[BEGIN]

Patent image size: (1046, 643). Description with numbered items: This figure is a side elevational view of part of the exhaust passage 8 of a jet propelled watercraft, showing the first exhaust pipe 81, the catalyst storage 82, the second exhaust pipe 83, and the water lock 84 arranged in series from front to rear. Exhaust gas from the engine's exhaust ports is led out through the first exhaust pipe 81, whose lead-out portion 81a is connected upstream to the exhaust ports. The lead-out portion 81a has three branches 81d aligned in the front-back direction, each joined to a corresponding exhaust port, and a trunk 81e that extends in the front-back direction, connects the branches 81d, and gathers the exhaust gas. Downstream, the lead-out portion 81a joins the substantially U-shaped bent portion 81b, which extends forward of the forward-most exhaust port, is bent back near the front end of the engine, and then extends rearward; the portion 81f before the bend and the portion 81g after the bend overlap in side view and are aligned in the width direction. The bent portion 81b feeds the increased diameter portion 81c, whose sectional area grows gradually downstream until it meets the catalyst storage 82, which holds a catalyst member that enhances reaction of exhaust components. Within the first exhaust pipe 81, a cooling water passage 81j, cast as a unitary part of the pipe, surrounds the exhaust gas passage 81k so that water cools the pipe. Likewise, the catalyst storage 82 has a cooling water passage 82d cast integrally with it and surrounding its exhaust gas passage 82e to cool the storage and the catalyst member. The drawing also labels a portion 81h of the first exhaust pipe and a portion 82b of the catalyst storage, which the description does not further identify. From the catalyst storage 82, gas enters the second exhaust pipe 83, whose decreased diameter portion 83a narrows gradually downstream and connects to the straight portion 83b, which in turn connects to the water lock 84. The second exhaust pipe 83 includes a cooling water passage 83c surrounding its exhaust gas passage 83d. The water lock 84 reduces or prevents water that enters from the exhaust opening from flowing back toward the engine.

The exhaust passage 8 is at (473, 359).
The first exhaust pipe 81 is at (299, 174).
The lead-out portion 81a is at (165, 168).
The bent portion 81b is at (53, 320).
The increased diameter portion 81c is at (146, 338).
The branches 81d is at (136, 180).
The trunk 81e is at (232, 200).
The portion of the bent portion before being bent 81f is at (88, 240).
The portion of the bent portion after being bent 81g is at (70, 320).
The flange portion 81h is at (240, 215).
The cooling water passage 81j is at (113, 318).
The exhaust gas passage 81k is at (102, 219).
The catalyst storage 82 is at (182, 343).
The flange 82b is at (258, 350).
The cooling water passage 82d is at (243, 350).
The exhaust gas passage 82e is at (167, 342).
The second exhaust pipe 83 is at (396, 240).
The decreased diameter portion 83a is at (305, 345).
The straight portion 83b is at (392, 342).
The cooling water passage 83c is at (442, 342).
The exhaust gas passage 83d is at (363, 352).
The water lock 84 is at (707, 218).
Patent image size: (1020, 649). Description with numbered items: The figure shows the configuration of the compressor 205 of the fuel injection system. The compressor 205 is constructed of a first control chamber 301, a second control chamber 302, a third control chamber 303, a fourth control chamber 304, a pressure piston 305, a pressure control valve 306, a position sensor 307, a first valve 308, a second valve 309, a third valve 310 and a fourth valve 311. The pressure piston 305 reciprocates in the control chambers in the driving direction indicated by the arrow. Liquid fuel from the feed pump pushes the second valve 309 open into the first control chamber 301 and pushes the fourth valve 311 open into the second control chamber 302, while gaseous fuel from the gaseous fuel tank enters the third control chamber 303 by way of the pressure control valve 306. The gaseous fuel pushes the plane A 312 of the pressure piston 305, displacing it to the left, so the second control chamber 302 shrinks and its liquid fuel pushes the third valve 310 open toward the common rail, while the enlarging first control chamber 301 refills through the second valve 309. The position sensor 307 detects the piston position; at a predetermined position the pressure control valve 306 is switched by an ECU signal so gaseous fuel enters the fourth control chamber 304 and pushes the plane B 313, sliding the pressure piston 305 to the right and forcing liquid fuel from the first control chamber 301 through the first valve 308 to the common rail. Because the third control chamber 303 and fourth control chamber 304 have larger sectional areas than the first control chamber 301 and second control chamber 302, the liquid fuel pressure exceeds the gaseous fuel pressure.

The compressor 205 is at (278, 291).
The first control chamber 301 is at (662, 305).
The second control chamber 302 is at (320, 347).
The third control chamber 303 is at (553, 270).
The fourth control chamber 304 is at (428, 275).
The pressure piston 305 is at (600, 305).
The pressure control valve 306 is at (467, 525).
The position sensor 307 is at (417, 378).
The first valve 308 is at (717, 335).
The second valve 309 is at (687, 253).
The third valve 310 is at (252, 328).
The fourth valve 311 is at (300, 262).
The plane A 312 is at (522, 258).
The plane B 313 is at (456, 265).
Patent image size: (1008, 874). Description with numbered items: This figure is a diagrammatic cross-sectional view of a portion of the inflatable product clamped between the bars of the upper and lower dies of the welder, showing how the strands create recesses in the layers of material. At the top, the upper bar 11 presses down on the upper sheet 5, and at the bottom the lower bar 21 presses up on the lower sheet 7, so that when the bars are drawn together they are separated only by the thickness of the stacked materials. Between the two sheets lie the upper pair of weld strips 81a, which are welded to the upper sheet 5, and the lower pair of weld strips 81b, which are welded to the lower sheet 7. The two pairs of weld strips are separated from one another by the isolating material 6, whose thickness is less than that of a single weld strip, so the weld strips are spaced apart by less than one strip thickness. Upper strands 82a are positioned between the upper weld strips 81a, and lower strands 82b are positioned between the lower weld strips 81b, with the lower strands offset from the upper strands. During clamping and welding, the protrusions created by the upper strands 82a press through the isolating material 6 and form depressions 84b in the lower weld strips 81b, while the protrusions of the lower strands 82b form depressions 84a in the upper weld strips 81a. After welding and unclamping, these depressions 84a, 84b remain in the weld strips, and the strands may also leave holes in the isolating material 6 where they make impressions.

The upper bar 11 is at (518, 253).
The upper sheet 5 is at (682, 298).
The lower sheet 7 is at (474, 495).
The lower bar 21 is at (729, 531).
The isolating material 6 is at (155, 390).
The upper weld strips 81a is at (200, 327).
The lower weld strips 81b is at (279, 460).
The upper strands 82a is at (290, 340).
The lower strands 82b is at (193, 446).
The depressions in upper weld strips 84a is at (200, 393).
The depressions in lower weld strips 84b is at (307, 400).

[END]

Copy out every line of the three records above again, word for word, with nothing added or left out.

Patent image size: (1046, 643). Description with numbered items: This figure is a side elevational view of part of the exhaust passage 8 of a jet propelled watercraft, showing the first exhaust pipe 81, the catalyst storage 82, the second exhaust pipe 83, and the water lock 84 arranged in series from front to rear. Exhaust gas from the engine's exhaust ports is led out through the first exhaust pipe 81, whose lead-out portion 81a is connected upstream to the exhaust ports. The lead-out portion 81a has three branches 81d aligned in the front-back direction, each joined to a corresponding exhaust port, and a trunk 81e that extends in the front-back direction, connects the branches 81d, and gathers the exhaust gas. Downstream, the lead-out portion 81a joins the substantially U-shaped bent portion 81b, which extends forward of the forward-most exhaust port, is bent back near the front end of the engine, and then extends rearward; the portion 81f before the bend and the portion 81g after the bend overlap in side view and are aligned in the width direction. The bent portion 81b feeds the increased diameter portion 81c, whose sectional area grows gradually downstream until it meets the catalyst storage 82, which holds a catalyst member that enhances reaction of exhaust components. Within the first exhaust pipe 81, a cooling water passage 81j, cast as a unitary part of the pipe, surrounds the exhaust gas passage 81k so that water cools the pipe. Likewise, the catalyst storage 82 has a cooling water passage 82d cast integrally with it and surrounding its exhaust gas passage 82e to cool the storage and the catalyst member. The drawing also labels a portion 81h of the first exhaust pipe and a portion 82b of the catalyst storage, which the description does not further identify. From the catalyst storage 82, gas enters the second exhaust pipe 83, whose decreased diameter portion 83a narrows gradually downstream and connects to the straight portion 83b, which in turn connects to the water lock 84. The second exhaust pipe 83 includes a cooling water passage 83c surrounding its exhaust gas passage 83d. The water lock 84 reduces or prevents water that enters from the exhaust opening from flowing back toward the engine.

The exhaust passage 8 is at (473, 359).
The first exhaust pipe 81 is at (299, 174).
The lead-out portion 81a is at (165, 168).
The bent portion 81b is at (53, 320).
The increased diameter portion 81c is at (146, 338).
The branches 81d is at (136, 180).
The trunk 81e is at (232, 200).
The portion of the bent portion before being bent 81f is at (88, 240).
The portion of the bent portion after being bent 81g is at (70, 320).
The flange portion 81h is at (240, 215).
The cooling water passage 81j is at (113, 318).
The exhaust gas passage 81k is at (102, 219).
The catalyst storage 82 is at (182, 343).
The flange 82b is at (258, 350).
The cooling water passage 82d is at (243, 350).
The exhaust gas passage 82e is at (167, 342).
The second exhaust pipe 83 is at (396, 240).
The decreased diameter portion 83a is at (305, 345).
The straight portion 83b is at (392, 342).
The cooling water passage 83c is at (442, 342).
The exhaust gas passage 83d is at (363, 352).
The water lock 84 is at (707, 218).
Patent image size: (1020, 649). Description with numbered items: The figure shows the configuration of the compressor 205 of the fuel injection system. The compressor 205 is constructed of a first control chamber 301, a second control chamber 302, a third control chamber 303, a fourth control chamber 304, a pressure piston 305, a pressure control valve 306, a position sensor 307, a first valve 308, a second valve 309, a third valve 310 and a fourth valve 311. The pressure piston 305 reciprocates in the control chambers in the driving direction indicated by the arrow. Liquid fuel from the feed pump pushes the second valve 309 open into the first control chamber 301 and pushes the fourth valve 311 open into the second control chamber 302, while gaseous fuel from the gaseous fuel tank enters the third control chamber 303 by way of the pressure control valve 306. The gaseous fuel pushes the plane A 312 of the pressure piston 305, displacing it to the left, so the second control chamber 302 shrinks and its liquid fuel pushes the third valve 310 open toward the common rail, while the enlarging first control chamber 301 refills through the second valve 309. The position sensor 307 detects the piston position; at a predetermined position the pressure control valve 306 is switched by an ECU signal so gaseous fuel enters the fourth control chamber 304 and pushes the plane B 313, sliding the pressure piston 305 to the right and forcing liquid fuel from the first control chamber 301 through the first valve 308 to the common rail. Because the third control chamber 303 and fourth control chamber 304 have larger sectional areas than the first control chamber 301 and second control chamber 302, the liquid fuel pressure exceeds the gaseous fuel pressure.

The compressor 205 is at (278, 291).
The first control chamber 301 is at (662, 305).
The second control chamber 302 is at (320, 347).
The third control chamber 303 is at (553, 270).
The fourth control chamber 304 is at (428, 275).
The pressure piston 305 is at (600, 305).
The pressure control valve 306 is at (467, 525).
The position sensor 307 is at (417, 378).
The first valve 308 is at (717, 335).
The second valve 309 is at (687, 253).
The third valve 310 is at (252, 328).
The fourth valve 311 is at (300, 262).
The plane A 312 is at (522, 258).
The plane B 313 is at (456, 265).
Patent image size: (1008, 874). Description with numbered items: This figure is a diagrammatic cross-sectional view of a portion of the inflatable product clamped between the bars of the upper and lower dies of the welder, showing how the strands create recesses in the layers of material. At the top, the upper bar 11 presses down on the upper sheet 5, and at the bottom the lower bar 21 presses up on the lower sheet 7, so that when the bars are drawn together they are separated only by the thickness of the stacked materials. Between the two sheets lie the upper pair of weld strips 81a, which are welded to the upper sheet 5, and the lower pair of weld strips 81b, which are welded to the lower sheet 7. The two pairs of weld strips are separated from one another by the isolating material 6, whose thickness is less than that of a single weld strip, so the weld strips are spaced apart by less than one strip thickness. Upper strands 82a are positioned between the upper weld strips 81a, and lower strands 82b are positioned between the lower weld strips 81b, with the lower strands offset from the upper strands. During clamping and welding, the protrusions created by the upper strands 82a press through the isolating material 6 and form depressions 84b in the lower weld strips 81b, while the protrusions of the lower strands 82b form depressions 84a in the upper weld strips 81a. After welding and unclamping, these depressions 84a, 84b remain in the weld strips, and the strands may also leave holes in the isolating material 6 where they make impressions.

The upper bar 11 is at (518, 253).
The upper sheet 5 is at (682, 298).
The lower sheet 7 is at (474, 495).
The lower bar 21 is at (729, 531).
The isolating material 6 is at (155, 390).
The upper weld strips 81a is at (200, 327).
The lower weld strips 81b is at (279, 460).
The upper strands 82a is at (290, 340).
The lower strands 82b is at (193, 446).
The depressions in upper weld strips 84a is at (200, 393).
The depressions in lower weld strips 84b is at (307, 400).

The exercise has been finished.